> [Your goal] Report the total number of lines that include the string "What", without any other text.
START Data shown
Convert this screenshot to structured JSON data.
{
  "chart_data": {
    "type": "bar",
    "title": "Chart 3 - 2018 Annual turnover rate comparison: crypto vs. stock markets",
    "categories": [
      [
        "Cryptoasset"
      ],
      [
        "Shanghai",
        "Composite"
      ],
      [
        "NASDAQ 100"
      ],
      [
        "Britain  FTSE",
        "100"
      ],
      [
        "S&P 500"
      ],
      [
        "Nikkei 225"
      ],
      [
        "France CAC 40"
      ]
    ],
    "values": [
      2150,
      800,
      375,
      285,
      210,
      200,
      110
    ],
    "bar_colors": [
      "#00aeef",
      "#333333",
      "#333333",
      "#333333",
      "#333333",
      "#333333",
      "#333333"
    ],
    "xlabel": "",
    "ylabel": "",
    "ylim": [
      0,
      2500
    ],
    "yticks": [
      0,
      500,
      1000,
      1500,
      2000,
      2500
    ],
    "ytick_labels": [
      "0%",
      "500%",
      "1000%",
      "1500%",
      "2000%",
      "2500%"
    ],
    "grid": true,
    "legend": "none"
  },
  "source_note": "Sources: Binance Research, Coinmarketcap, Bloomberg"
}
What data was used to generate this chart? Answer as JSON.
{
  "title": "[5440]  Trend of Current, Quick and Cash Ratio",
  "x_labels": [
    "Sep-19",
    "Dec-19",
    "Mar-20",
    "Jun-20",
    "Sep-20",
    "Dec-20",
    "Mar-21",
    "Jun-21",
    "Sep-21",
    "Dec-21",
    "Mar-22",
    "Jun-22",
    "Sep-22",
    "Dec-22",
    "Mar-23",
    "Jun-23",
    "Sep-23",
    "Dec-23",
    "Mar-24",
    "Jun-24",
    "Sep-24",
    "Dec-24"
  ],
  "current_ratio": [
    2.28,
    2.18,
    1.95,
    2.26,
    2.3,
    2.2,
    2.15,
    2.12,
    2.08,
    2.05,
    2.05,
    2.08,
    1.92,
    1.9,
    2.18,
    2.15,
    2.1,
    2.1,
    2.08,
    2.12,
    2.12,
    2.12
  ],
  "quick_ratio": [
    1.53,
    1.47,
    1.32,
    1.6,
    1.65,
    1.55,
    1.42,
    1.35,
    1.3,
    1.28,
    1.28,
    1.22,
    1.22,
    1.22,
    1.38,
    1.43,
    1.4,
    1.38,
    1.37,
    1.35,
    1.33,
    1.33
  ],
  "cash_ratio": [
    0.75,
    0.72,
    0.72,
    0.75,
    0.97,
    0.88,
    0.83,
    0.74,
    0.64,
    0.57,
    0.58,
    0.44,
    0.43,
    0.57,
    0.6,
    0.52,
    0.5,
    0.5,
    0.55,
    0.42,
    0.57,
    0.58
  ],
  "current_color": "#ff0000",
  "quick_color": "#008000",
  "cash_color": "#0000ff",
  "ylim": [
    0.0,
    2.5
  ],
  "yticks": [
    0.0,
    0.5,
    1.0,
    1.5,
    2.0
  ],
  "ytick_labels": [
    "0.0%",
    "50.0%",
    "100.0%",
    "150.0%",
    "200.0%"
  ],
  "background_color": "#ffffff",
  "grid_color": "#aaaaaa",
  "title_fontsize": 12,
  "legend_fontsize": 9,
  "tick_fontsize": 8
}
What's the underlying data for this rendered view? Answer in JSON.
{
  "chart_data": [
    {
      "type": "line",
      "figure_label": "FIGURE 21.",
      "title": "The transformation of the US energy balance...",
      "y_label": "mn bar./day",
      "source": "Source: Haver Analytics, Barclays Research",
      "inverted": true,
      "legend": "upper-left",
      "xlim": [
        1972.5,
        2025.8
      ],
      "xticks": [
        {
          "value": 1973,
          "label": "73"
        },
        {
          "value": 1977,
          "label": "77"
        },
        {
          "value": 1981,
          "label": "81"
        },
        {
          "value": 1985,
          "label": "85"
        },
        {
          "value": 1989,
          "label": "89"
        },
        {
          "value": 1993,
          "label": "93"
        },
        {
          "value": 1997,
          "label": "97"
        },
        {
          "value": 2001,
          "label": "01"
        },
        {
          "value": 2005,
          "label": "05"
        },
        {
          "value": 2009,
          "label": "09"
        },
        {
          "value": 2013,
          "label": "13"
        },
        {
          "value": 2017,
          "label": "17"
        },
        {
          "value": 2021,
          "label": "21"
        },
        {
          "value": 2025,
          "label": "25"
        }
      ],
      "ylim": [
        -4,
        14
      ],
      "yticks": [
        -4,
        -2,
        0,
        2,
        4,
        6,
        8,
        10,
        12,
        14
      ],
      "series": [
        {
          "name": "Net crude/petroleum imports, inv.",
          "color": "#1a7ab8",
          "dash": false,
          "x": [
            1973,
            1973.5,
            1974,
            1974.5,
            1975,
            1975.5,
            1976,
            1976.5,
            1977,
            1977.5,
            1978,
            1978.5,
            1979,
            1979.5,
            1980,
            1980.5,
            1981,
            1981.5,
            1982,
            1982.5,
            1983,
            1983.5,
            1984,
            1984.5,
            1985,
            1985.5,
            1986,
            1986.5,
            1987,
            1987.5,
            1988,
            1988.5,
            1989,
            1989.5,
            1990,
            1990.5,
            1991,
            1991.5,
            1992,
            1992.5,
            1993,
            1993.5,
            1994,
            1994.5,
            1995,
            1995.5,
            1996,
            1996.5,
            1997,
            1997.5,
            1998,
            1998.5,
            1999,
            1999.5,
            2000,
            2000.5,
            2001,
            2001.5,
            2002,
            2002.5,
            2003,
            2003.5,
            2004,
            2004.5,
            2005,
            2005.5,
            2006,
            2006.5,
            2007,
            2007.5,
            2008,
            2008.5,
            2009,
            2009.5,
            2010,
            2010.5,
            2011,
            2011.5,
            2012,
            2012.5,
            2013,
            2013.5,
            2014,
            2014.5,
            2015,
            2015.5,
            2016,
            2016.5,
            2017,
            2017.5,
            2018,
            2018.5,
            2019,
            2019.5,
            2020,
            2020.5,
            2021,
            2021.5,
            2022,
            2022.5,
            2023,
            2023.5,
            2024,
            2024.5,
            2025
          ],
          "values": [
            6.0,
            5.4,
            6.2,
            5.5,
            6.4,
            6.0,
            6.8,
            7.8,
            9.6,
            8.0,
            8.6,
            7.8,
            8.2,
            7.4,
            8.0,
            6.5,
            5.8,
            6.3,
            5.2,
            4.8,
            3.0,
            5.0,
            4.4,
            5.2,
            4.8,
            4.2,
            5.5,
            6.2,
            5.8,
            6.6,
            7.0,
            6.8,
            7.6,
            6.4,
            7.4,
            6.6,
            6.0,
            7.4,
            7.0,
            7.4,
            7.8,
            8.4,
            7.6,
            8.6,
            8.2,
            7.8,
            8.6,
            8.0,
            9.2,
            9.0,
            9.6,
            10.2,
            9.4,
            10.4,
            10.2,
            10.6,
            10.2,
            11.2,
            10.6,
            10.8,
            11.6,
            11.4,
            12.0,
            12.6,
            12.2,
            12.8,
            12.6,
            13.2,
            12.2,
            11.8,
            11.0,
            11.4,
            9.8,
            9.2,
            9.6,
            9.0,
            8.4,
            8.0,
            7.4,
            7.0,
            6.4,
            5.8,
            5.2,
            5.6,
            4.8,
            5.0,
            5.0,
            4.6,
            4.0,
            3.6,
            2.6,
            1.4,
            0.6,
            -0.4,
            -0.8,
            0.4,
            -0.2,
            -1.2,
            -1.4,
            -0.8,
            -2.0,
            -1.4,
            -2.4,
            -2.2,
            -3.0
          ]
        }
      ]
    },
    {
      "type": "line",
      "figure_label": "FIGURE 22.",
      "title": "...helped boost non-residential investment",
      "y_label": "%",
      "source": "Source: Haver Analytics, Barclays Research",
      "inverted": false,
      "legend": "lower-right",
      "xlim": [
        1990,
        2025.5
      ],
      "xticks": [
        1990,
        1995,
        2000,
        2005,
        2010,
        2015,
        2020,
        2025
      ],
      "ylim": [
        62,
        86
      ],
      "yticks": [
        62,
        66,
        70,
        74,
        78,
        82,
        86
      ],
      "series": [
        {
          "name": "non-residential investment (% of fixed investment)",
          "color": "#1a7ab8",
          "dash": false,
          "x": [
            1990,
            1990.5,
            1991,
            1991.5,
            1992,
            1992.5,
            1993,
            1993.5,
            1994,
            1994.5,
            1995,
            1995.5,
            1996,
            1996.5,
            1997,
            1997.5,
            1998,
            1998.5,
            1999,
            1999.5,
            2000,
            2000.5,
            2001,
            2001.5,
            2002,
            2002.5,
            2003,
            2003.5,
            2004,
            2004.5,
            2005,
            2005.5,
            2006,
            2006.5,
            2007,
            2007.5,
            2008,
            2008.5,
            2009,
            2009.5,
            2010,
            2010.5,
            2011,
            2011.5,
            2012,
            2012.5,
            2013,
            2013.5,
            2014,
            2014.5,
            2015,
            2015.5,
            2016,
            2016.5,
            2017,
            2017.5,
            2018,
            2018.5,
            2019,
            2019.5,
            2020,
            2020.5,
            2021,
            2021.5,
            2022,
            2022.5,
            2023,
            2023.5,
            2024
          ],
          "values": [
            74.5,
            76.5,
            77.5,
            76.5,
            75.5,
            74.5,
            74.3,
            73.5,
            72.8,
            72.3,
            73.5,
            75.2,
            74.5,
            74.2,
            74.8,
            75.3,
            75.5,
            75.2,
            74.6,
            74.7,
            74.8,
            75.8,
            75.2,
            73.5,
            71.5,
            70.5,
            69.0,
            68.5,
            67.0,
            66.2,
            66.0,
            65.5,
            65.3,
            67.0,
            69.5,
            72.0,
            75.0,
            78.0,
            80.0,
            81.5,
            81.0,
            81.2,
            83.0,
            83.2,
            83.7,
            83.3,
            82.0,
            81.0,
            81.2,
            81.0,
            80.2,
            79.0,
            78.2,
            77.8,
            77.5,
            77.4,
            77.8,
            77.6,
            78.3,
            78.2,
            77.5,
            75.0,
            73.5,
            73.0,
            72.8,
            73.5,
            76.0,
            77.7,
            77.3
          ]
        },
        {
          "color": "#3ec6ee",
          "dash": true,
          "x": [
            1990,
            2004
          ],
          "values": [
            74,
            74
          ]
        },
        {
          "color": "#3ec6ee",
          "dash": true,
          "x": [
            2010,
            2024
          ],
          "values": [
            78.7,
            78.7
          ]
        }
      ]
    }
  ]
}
END Data shown
> [The response] 2